● **Source document**:

When you merge your spiritual exercise with your physical exercise, you might simply produce more desired results.

Spiritual exercise might be defined as any intentional behavior that helps one become more like God, draw closer to Him, know Him better or that follows the principles or commandments of God.

In most translations of the Bible, the word “godliness” is used in 1 Timothy 4:8 instead of spiritual exercise. The more we become like God, the more spiritually fit we will be and the more we will experience a full life. That’s what God wants for each of us, to live a life full of joy, peace, kindness and love.

This is what Jesus had in mind when He told us in John 10:10 that He came to give us a full and abundant life. In addition to an eternal life, which we can have if we believe in Jesus, we can have a truly wonderful life on Earth before we die, if we live according to the principles God lays out for us in the Bible. Part of having a full life is being physically healthy.

● **Task directions**: In the passage on spiritual and physical exercise, what word do most Bible translations use in 1 Timothy 4:8 in place of "spiritual exercise"?

● **Information shown**:
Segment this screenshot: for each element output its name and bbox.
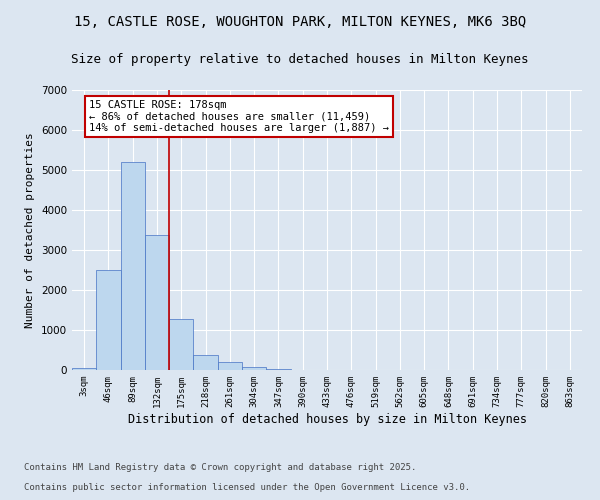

● **Solution below**: Godliness.